Exercise material
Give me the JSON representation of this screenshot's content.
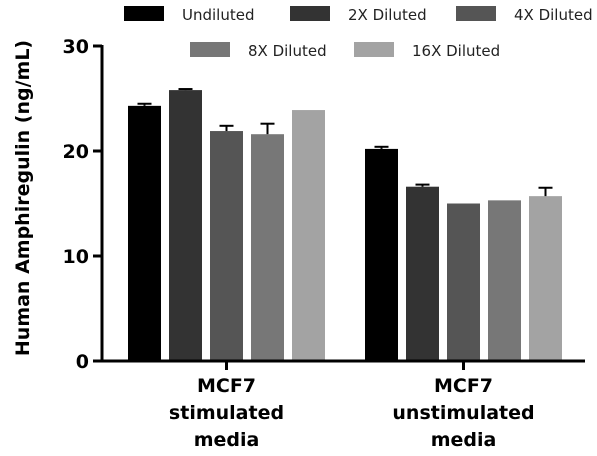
{
  "chart_data": {
    "type": "bar",
    "title": "",
    "xlabel": "",
    "ylabel": "Human Amphiregulin (ng/mL)",
    "ylim": [
      0,
      30
    ],
    "yticks": [
      0,
      10,
      20,
      30
    ],
    "categories": [
      [
        "MCF7",
        "stimulated",
        "media"
      ],
      [
        "MCF7",
        "unstimulated",
        "media"
      ]
    ],
    "legend_position": "top",
    "series": [
      {
        "name": "Undiluted",
        "color": "#000000",
        "values": [
          24.3,
          20.2
        ],
        "errors": [
          0.2,
          0.2
        ]
      },
      {
        "name": "2X Diluted",
        "color": "#333333",
        "values": [
          25.8,
          16.6
        ],
        "errors": [
          0.1,
          0.2
        ]
      },
      {
        "name": "4X Diluted",
        "color": "#555555",
        "values": [
          21.9,
          15.0
        ],
        "errors": [
          0.5,
          0.0
        ]
      },
      {
        "name": "8X Diluted",
        "color": "#777777",
        "values": [
          21.6,
          15.3
        ],
        "errors": [
          1.0,
          0.0
        ]
      },
      {
        "name": "16X Diluted",
        "color": "#a3a3a3",
        "values": [
          23.9,
          15.7
        ],
        "errors": [
          0.0,
          0.8
        ]
      }
    ]
  }
}
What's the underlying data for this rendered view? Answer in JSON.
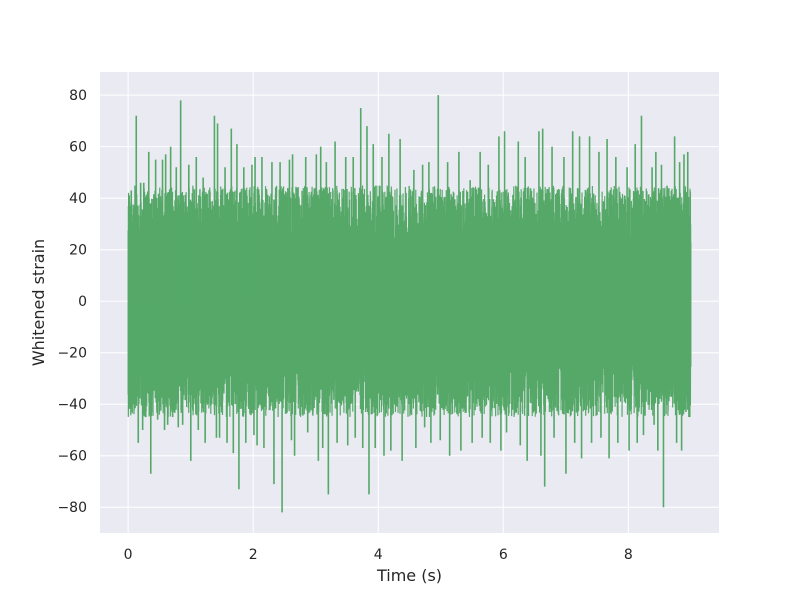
{
  "chart_data": {
    "type": "line",
    "title": "",
    "xlabel": "Time (s)",
    "ylabel": "Whitened strain",
    "xlim": [
      -0.45,
      9.45
    ],
    "ylim": [
      -90,
      89
    ],
    "xticks": [
      0,
      2,
      4,
      6,
      8
    ],
    "yticks": [
      -80,
      -60,
      -40,
      -20,
      0,
      20,
      40,
      60,
      80
    ],
    "xtick_labels": [
      "0",
      "2",
      "4",
      "6",
      "8"
    ],
    "ytick_labels": [
      "−80",
      "−60",
      "−40",
      "−20",
      "0",
      "20",
      "40",
      "60",
      "80"
    ],
    "grid": true,
    "background_color": "#eaeaf2",
    "grid_color": "#ffffff",
    "series": [
      {
        "name": "",
        "color": "#55a868",
        "sample_rate_hz": 4096,
        "duration_s": 9,
        "signal": "dense noise, typical range -45 to 45",
        "x": [
          0.03,
          0.05,
          0.13,
          0.2,
          0.25,
          0.33,
          0.44,
          0.55,
          0.6,
          0.68,
          0.77,
          0.84,
          0.97,
          1.09,
          1.2,
          1.38,
          1.43,
          1.55,
          1.65,
          1.74,
          1.85,
          1.98,
          2.03,
          2.14,
          2.3,
          2.43,
          2.58,
          2.63,
          2.84,
          3.01,
          3.08,
          3.17,
          3.31,
          3.48,
          3.6,
          3.72,
          3.82,
          3.92,
          4.06,
          4.17,
          4.35,
          4.57,
          4.71,
          4.81,
          4.96,
          5.11,
          5.29,
          5.47,
          5.63,
          5.76,
          5.93,
          6.02,
          6.24,
          6.35,
          6.57,
          6.63,
          6.78,
          6.97,
          7.11,
          7.22,
          7.38,
          7.53,
          7.66,
          7.8,
          7.98,
          8.11,
          8.21,
          8.38,
          8.44,
          8.53,
          8.74,
          8.82,
          8.89,
          8.95
        ],
        "peaks_high": [
          37,
          43,
          72,
          46,
          46,
          58,
          55,
          55,
          57,
          60,
          52,
          78,
          53,
          56,
          48,
          72,
          69,
          52,
          67,
          61,
          52,
          53,
          56,
          56,
          54,
          54,
          55,
          57,
          56,
          57,
          60,
          54,
          62,
          56,
          56,
          75,
          68,
          61,
          56,
          65,
          63,
          51,
          53,
          54,
          80,
          54,
          58,
          47,
          58,
          53,
          64,
          66,
          62,
          56,
          66,
          67,
          60,
          56,
          66,
          64,
          64,
          58,
          63,
          56,
          52,
          61,
          72,
          52,
          58,
          53,
          64,
          54,
          57,
          58
        ],
        "peaks_low": [
          -43,
          -40,
          -55,
          -50,
          -45,
          -67,
          -46,
          -50,
          -48,
          -45,
          -49,
          -48,
          -62,
          -50,
          -55,
          -53,
          -53,
          -55,
          -59,
          -73,
          -55,
          -52,
          -56,
          -57,
          -71,
          -82,
          -54,
          -60,
          -51,
          -62,
          -57,
          -75,
          -55,
          -56,
          -53,
          -57,
          -75,
          -57,
          -60,
          -58,
          -62,
          -57,
          -49,
          -55,
          -54,
          -60,
          -58,
          -55,
          -53,
          -55,
          -58,
          -51,
          -56,
          -62,
          -60,
          -72,
          -53,
          -67,
          -55,
          -61,
          -55,
          -53,
          -61,
          -55,
          -58,
          -55,
          -52,
          -48,
          -58,
          -80,
          -55,
          -58,
          -43,
          -45
        ]
      }
    ]
  }
}
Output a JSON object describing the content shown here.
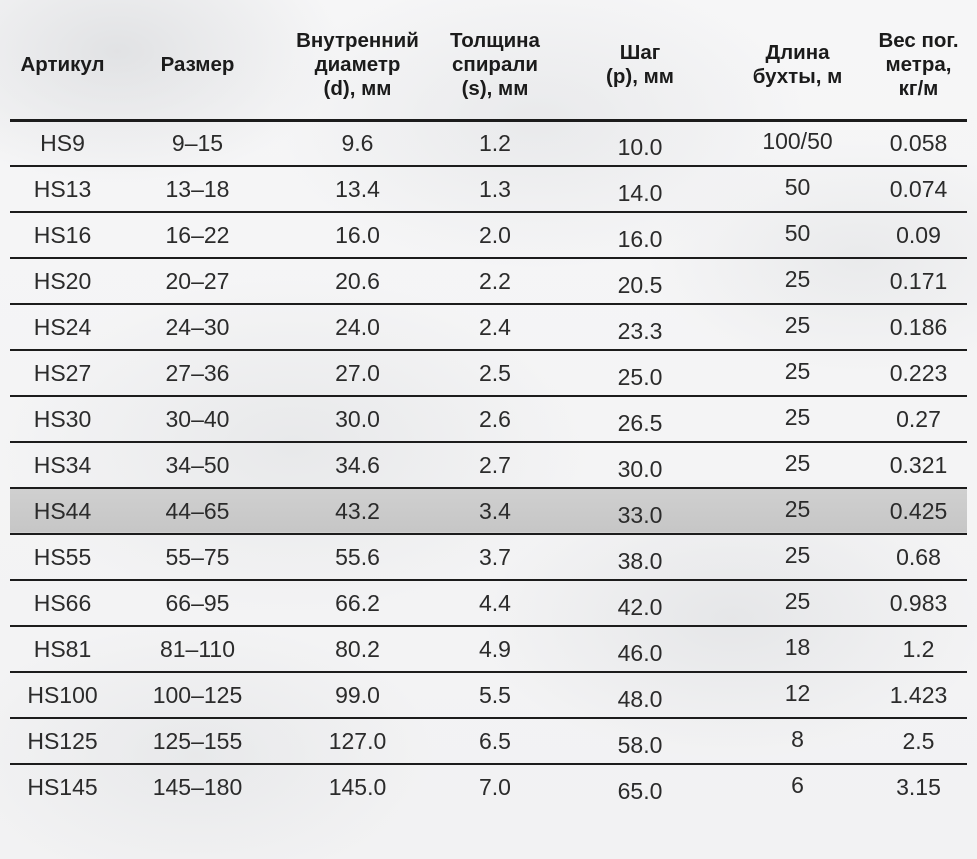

Problem statement
Leave out the pictures and return every record word for word.

Complete response
Give me the JSON representation of this screenshot's content.
{
  "chart_data": {
    "type": "bar",
    "title": "",
    "xlabel": "",
    "ylabel": "Human Amphiregulin (ng/mL)",
    "ylim": [
      0,
      30
    ],
    "yticks": [
      0,
      10,
      20,
      30
    ],
    "categories": [
      [
        "MCF7",
        "stimulated",
        "media"
      ],
      [
        "MCF7",
        "unstimulated",
        "media"
      ]
    ],
    "legend_position": "top",
    "series": [
      {
        "name": "Undiluted",
        "color": "#000000",
        "values": [
          24.3,
          20.2
        ],
        "errors": [
          0.2,
          0.2
        ]
      },
      {
        "name": "2X Diluted",
        "color": "#333333",
        "values": [
          25.8,
          16.6
        ],
        "errors": [
          0.1,
          0.2
        ]
      },
      {
        "name": "4X Diluted",
        "color": "#555555",
        "values": [
          21.9,
          15.0
        ],
        "errors": [
          0.5,
          0.0
        ]
      },
      {
        "name": "8X Diluted",
        "color": "#777777",
        "values": [
          21.6,
          15.3
        ],
        "errors": [
          1.0,
          0.0
        ]
      },
      {
        "name": "16X Diluted",
        "color": "#a3a3a3",
        "values": [
          23.9,
          15.7
        ],
        "errors": [
          0.0,
          0.8
        ]
      }
    ]
  }
}
What's the underlying data for this rendered view? Answer in JSON.
{
  "chart_data": {
    "type": "line",
    "title": "",
    "xlabel": "Time (s)",
    "ylabel": "Whitened strain",
    "xlim": [
      -0.45,
      9.45
    ],
    "ylim": [
      -90,
      89
    ],
    "xticks": [
      0,
      2,
      4,
      6,
      8
    ],
    "yticks": [
      -80,
      -60,
      -40,
      -20,
      0,
      20,
      40,
      60,
      80
    ],
    "xtick_labels": [
      "0",
      "2",
      "4",
      "6",
      "8"
    ],
    "ytick_labels": [
      "−80",
      "−60",
      "−40",
      "−20",
      "0",
      "20",
      "40",
      "60",
      "80"
    ],
    "grid": true,
    "background_color": "#eaeaf2",
    "grid_color": "#ffffff",
    "series": [
      {
        "name": "",
        "color": "#55a868",
        "sample_rate_hz": 4096,
        "duration_s": 9,
        "signal": "dense noise, typical range -45 to 45",
        "x": [
          0.03,
          0.05,
          0.13,
          0.2,
          0.25,
          0.33,
          0.44,
          0.55,
          0.6,
          0.68,
          0.77,
          0.84,
          0.97,
          1.09,
          1.2,
          1.38,
          1.43,
          1.55,
          1.65,
          1.74,
          1.85,
          1.98,
          2.03,
          2.14,
          2.3,
          2.43,
          2.58,
          2.63,
          2.84,
          3.01,
          3.08,
          3.17,
          3.31,
          3.48,
          3.6,
          3.72,
          3.82,
          3.92,
          4.06,
          4.17,
          4.35,
          4.57,
          4.71,
          4.81,
          4.96,
          5.11,
          5.29,
          5.47,
          5.63,
          5.76,
          5.93,
          6.02,
          6.24,
          6.35,
          6.57,
          6.63,
          6.78,
          6.97,
          7.11,
          7.22,
          7.38,
          7.53,
          7.66,
          7.8,
          7.98,
          8.11,
          8.21,
          8.38,
          8.44,
          8.53,
          8.74,
          8.82,
          8.89,
          8.95
        ],
        "peaks_high": [
          37,
          43,
          72,
          46,
          46,
          58,
          55,
          55,
          57,
          60,
          52,
          78,
          53,
          56,
          48,
          72,
          69,
          52,
          67,
          61,
          52,
          53,
          56,
          56,
          54,
          54,
          55,
          57,
          56,
          57,
          60,
          54,
          62,
          56,
          56,
          75,
          68,
          61,
          56,
          65,
          63,
          51,
          53,
          54,
          80,
          54,
          58,
          47,
          58,
          53,
          64,
          66,
          62,
          56,
          66,
          67,
          60,
          56,
          66,
          64,
          64,
          58,
          63,
          56,
          52,
          61,
          72,
          52,
          58,
          53,
          64,
          54,
          57,
          58
        ],
        "peaks_low": [
          -43,
          -40,
          -55,
          -50,
          -45,
          -67,
          -46,
          -50,
          -48,
          -45,
          -49,
          -48,
          -62,
          -50,
          -55,
          -53,
          -53,
          -55,
          -59,
          -73,
          -55,
          -52,
          -56,
          -57,
          -71,
          -82,
          -54,
          -60,
          -51,
          -62,
          -57,
          -75,
          -55,
          -56,
          -53,
          -57,
          -75,
          -57,
          -60,
          -58,
          -62,
          -57,
          -49,
          -55,
          -54,
          -60,
          -58,
          -55,
          -53,
          -55,
          -58,
          -51,
          -56,
          -62,
          -60,
          -72,
          -53,
          -67,
          -55,
          -61,
          -55,
          -53,
          -61,
          -55,
          -58,
          -55,
          -52,
          -48,
          -58,
          -80,
          -55,
          -58,
          -43,
          -45
        ]
      }
    ]
  }
}
Output a JSON object describing the content shown here.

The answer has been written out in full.